[START OF Supplied records]

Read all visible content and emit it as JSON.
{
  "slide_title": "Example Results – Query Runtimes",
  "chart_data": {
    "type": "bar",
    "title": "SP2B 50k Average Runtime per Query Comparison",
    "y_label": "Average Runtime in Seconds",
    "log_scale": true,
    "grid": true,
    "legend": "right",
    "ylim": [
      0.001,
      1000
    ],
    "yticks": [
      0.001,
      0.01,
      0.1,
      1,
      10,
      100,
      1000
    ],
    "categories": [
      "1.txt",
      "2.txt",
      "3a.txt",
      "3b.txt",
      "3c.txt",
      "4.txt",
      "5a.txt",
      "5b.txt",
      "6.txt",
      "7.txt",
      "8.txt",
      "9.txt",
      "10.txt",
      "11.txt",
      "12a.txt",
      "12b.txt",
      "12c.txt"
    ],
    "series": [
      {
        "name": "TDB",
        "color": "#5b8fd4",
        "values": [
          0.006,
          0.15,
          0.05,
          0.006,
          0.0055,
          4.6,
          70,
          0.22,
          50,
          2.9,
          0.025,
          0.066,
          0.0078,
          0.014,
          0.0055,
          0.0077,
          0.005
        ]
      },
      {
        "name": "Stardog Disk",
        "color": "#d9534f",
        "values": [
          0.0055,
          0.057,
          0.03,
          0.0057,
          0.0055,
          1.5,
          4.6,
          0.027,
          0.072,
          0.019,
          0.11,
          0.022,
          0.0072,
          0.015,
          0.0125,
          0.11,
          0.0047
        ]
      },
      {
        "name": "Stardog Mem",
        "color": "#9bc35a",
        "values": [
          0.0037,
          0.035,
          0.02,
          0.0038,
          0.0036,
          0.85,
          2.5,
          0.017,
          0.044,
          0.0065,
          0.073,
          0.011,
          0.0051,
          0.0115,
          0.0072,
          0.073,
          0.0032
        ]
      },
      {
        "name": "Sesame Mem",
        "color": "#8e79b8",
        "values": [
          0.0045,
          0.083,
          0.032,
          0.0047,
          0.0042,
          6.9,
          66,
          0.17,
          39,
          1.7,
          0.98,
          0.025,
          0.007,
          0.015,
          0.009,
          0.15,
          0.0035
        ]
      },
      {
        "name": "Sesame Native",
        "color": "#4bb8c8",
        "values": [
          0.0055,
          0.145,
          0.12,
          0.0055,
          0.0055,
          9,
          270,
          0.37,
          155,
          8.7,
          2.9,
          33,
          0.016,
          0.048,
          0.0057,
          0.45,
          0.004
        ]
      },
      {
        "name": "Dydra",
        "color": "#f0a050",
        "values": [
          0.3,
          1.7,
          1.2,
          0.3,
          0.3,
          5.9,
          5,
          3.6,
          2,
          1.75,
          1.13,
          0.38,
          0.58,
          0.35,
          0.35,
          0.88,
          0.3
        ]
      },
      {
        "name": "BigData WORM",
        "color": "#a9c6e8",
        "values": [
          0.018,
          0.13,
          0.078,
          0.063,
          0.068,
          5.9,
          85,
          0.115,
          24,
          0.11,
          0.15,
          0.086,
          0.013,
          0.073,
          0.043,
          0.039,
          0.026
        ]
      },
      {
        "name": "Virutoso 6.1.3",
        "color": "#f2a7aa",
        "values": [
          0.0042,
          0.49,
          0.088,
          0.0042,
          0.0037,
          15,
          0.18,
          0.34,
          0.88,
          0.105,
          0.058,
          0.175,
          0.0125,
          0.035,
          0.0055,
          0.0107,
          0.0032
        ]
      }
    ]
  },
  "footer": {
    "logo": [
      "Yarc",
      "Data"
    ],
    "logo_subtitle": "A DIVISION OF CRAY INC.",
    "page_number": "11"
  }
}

[END OF Supplied records]

■ Your task ■
Identify all lines where the word "Average" shows up. Copy them.

■ Exercise result ■
    "title": "SP2B 50k Average Runtime per Query Comparison",
    "y_label": "Average Runtime in Seconds",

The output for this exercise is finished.